Dataset excerpt:
+===+
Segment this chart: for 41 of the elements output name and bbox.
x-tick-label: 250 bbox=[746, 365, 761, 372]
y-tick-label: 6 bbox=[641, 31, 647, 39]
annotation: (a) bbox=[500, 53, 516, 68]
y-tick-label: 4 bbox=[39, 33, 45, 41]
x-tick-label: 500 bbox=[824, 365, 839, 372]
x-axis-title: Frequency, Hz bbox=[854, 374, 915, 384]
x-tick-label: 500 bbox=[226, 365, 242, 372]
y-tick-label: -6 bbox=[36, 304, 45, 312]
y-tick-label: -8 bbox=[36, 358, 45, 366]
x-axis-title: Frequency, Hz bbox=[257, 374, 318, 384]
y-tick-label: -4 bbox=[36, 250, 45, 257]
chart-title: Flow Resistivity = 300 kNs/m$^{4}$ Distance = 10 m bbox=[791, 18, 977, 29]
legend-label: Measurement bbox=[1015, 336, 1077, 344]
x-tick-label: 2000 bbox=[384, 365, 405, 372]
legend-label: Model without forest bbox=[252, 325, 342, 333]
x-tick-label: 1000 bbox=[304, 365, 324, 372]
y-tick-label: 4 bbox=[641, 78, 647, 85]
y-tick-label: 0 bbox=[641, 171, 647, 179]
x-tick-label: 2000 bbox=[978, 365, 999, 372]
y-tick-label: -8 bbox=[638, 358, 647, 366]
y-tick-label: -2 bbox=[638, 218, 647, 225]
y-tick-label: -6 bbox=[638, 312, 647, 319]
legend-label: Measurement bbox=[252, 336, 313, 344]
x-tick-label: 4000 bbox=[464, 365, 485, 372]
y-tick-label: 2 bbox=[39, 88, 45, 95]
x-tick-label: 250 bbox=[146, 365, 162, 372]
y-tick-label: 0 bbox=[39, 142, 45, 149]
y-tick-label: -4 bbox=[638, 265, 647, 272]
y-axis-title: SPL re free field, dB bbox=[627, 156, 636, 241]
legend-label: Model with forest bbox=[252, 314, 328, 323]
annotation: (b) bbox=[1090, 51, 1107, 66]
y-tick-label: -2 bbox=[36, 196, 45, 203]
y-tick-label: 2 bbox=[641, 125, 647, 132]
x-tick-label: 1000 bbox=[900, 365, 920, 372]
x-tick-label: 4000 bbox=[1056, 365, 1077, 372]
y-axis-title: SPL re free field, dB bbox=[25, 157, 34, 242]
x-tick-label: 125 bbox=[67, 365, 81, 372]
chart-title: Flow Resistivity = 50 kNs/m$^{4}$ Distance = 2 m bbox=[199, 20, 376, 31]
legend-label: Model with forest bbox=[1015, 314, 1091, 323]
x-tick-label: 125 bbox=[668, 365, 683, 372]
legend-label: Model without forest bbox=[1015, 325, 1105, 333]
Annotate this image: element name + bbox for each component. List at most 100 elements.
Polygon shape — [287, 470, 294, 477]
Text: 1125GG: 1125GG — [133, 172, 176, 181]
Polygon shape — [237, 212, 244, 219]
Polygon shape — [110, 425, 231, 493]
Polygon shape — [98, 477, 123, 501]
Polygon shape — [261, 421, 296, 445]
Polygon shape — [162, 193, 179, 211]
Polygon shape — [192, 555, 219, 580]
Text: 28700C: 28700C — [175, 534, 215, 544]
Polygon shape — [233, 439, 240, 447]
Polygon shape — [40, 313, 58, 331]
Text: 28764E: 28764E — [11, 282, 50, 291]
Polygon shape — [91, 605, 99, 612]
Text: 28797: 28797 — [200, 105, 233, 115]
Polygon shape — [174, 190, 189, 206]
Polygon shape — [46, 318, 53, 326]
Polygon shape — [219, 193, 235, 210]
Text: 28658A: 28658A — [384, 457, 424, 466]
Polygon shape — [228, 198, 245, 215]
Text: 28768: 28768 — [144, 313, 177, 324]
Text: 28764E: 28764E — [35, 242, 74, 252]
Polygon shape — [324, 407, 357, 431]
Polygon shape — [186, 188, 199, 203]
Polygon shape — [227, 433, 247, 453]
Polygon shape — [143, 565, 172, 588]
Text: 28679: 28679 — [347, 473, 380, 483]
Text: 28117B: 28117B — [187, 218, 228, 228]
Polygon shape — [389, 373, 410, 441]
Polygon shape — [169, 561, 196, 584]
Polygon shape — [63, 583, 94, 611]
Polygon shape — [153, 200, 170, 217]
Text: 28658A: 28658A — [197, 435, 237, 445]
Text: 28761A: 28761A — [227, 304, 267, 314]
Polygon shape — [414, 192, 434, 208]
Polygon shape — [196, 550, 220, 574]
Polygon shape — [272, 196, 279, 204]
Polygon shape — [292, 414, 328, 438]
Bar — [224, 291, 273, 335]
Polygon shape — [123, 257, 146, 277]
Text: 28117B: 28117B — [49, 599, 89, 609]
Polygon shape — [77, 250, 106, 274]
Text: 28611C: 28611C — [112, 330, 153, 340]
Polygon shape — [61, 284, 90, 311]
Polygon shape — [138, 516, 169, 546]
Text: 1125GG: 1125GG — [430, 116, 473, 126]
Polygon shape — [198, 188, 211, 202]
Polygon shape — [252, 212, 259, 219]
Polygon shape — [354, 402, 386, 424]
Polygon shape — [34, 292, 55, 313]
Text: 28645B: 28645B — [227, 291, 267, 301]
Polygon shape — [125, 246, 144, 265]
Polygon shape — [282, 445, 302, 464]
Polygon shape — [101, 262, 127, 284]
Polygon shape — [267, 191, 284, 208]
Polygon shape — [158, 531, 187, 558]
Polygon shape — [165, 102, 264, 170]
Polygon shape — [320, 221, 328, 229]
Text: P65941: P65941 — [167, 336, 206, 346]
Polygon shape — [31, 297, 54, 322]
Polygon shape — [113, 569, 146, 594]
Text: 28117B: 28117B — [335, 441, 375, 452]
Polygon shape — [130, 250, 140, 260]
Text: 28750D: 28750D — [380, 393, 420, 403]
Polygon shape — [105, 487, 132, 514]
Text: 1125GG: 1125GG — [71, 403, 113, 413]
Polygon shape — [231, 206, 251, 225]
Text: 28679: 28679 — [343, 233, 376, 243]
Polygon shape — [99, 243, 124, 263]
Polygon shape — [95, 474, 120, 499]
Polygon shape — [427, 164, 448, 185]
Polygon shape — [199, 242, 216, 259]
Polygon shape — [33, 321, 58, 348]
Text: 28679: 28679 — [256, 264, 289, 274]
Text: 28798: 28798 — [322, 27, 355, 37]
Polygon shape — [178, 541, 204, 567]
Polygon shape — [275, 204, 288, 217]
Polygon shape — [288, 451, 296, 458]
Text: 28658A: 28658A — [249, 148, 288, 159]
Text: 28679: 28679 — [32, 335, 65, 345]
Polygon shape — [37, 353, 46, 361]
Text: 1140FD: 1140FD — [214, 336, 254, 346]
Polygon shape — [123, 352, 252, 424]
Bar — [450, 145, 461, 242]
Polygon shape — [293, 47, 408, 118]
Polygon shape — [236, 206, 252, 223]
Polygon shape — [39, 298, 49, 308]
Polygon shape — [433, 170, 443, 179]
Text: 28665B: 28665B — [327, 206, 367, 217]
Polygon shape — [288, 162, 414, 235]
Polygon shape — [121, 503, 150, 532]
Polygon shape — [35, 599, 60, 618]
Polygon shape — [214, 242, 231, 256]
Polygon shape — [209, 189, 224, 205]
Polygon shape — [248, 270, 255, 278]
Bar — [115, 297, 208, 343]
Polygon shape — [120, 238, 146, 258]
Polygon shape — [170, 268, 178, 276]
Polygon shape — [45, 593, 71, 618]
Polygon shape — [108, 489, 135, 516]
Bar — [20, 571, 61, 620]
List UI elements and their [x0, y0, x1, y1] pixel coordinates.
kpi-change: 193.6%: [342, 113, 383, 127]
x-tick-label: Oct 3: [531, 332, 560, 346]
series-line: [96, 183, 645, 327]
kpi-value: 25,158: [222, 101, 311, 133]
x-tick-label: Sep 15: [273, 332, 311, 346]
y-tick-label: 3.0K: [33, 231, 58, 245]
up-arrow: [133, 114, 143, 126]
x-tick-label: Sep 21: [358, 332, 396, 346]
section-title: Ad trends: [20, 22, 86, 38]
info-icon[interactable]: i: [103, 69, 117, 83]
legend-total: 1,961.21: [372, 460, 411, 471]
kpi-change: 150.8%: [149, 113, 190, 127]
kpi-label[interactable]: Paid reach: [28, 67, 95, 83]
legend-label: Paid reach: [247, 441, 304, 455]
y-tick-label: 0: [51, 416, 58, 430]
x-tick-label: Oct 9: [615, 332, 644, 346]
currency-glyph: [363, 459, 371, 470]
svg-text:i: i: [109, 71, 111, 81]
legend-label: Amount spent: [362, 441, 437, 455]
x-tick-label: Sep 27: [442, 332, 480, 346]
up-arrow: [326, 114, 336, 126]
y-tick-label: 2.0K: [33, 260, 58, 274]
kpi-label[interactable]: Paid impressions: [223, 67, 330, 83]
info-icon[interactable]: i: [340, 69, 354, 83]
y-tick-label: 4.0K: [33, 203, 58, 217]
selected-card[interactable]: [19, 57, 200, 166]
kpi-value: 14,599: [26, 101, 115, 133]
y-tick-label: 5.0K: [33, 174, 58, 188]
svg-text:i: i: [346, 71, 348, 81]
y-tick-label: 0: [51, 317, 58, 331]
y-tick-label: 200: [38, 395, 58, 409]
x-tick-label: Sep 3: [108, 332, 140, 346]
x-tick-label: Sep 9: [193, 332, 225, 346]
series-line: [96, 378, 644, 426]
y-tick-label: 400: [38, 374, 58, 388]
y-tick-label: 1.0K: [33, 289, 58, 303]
+===+
▶ _Exercise objective_
Rewrite the entries from the beginning through the line containing "legend-label: Model without forest bbox=[252, 325, 342, 333]", replacing "x-tick-label" with "x-axis-label" and leaving everything else unchanged.

▶ _The output_
Segment this chart: for 41 of the elements output name and bbox.
x-axis-label: 250 bbox=[746, 365, 761, 372]
y-tick-label: 6 bbox=[641, 31, 647, 39]
annotation: (a) bbox=[500, 53, 516, 68]
y-tick-label: 4 bbox=[39, 33, 45, 41]
x-axis-label: 500 bbox=[824, 365, 839, 372]
x-axis-title: Frequency, Hz bbox=[854, 374, 915, 384]
x-axis-label: 500 bbox=[226, 365, 242, 372]
y-tick-label: -6 bbox=[36, 304, 45, 312]
y-tick-label: -8 bbox=[36, 358, 45, 366]
x-axis-title: Frequency, Hz bbox=[257, 374, 318, 384]
y-tick-label: -4 bbox=[36, 250, 45, 257]
chart-title: Flow Resistivity = 300 kNs/m$^{4}$ Distance = 10 m bbox=[791, 18, 977, 29]
legend-label: Measurement bbox=[1015, 336, 1077, 344]
x-axis-label: 2000 bbox=[384, 365, 405, 372]
legend-label: Model without forest bbox=[252, 325, 342, 333]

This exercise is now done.